## GIVEN EXERCISE
Note how many lines hold the string "ENGINE" and give that number without any other words.

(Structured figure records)
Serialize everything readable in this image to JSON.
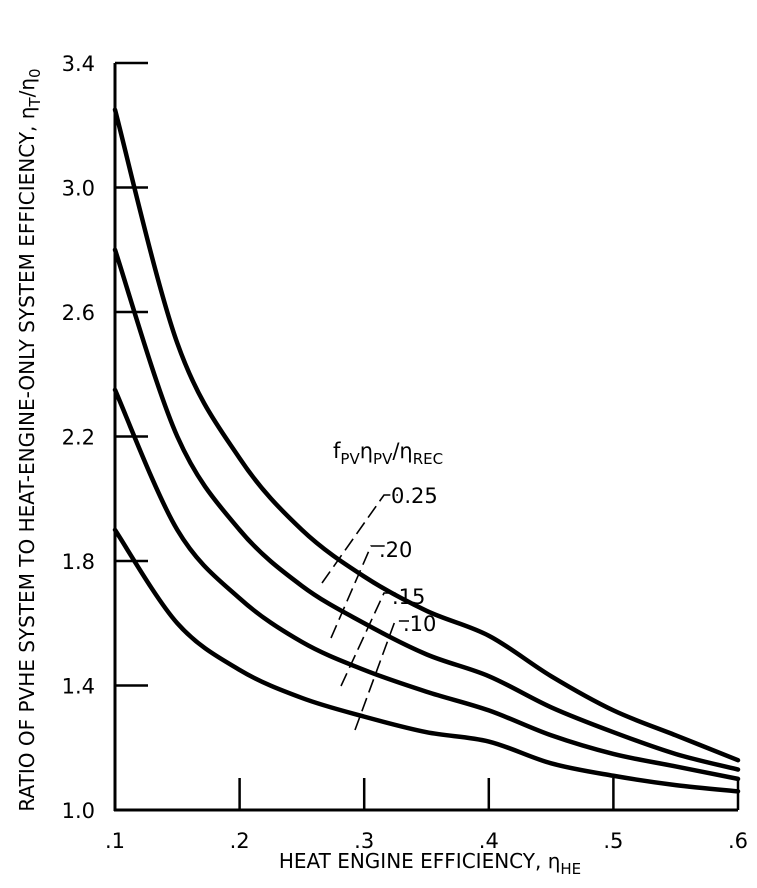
{
  "chart_data": {
    "type": "line",
    "title": "",
    "xlabel": "HEAT ENGINE EFFICIENCY, η",
    "xlabel_subscript": "HE",
    "ylabel": "RATIO OF PVHE SYSTEM TO HEAT-ENGINE-ONLY SYSTEM EFFICIENCY, η",
    "ylabel_sub1": "T",
    "ylabel_mid": "/η",
    "ylabel_sub2": "0",
    "xlim": [
      0.1,
      0.6
    ],
    "ylim": [
      1.0,
      3.4
    ],
    "grid": false,
    "x_ticks": [
      0.1,
      0.2,
      0.3,
      0.4,
      0.5,
      0.6
    ],
    "x_tick_labels": [
      ".1",
      ".2",
      ".3",
      ".4",
      ".5",
      ".6"
    ],
    "y_ticks": [
      1.0,
      1.4,
      1.8,
      2.2,
      2.6,
      3.0,
      3.4
    ],
    "y_tick_labels": [
      "1.0",
      "1.4",
      "1.8",
      "2.2",
      "2.6",
      "3.0",
      "3.4"
    ],
    "legend_title_parts": [
      {
        "text": "f",
        "sub": false
      },
      {
        "text": "PV",
        "sub": true
      },
      {
        "text": "η",
        "sub": false
      },
      {
        "text": "PV",
        "sub": true
      },
      {
        "text": "/η",
        "sub": false
      },
      {
        "text": "REC",
        "sub": true
      }
    ],
    "series": [
      {
        "name": "0.25",
        "param": 0.25,
        "label": "0.25",
        "x": [
          0.1,
          0.15,
          0.2,
          0.25,
          0.3,
          0.35,
          0.4,
          0.45,
          0.5,
          0.55,
          0.6
        ],
        "y": [
          3.25,
          2.5,
          2.13,
          1.9,
          1.75,
          1.64,
          1.56,
          1.43,
          1.32,
          1.24,
          1.16
        ]
      },
      {
        "name": "0.20",
        "param": 0.2,
        "label": ".20",
        "x": [
          0.1,
          0.15,
          0.2,
          0.25,
          0.3,
          0.35,
          0.4,
          0.45,
          0.5,
          0.55,
          0.6
        ],
        "y": [
          2.8,
          2.2,
          1.9,
          1.72,
          1.6,
          1.5,
          1.43,
          1.33,
          1.25,
          1.18,
          1.13
        ]
      },
      {
        "name": "0.15",
        "param": 0.15,
        "label": ".15",
        "x": [
          0.1,
          0.15,
          0.2,
          0.25,
          0.3,
          0.35,
          0.4,
          0.45,
          0.5,
          0.55,
          0.6
        ],
        "y": [
          2.35,
          1.9,
          1.68,
          1.54,
          1.45,
          1.38,
          1.32,
          1.24,
          1.18,
          1.14,
          1.1
        ]
      },
      {
        "name": "0.10",
        "param": 0.1,
        "label": ".10",
        "x": [
          0.1,
          0.15,
          0.2,
          0.25,
          0.3,
          0.35,
          0.4,
          0.45,
          0.5,
          0.55,
          0.6
        ],
        "y": [
          1.9,
          1.6,
          1.45,
          1.36,
          1.3,
          1.25,
          1.22,
          1.15,
          1.11,
          1.08,
          1.06
        ]
      }
    ]
  }
}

## CORRECT OUTPUT
2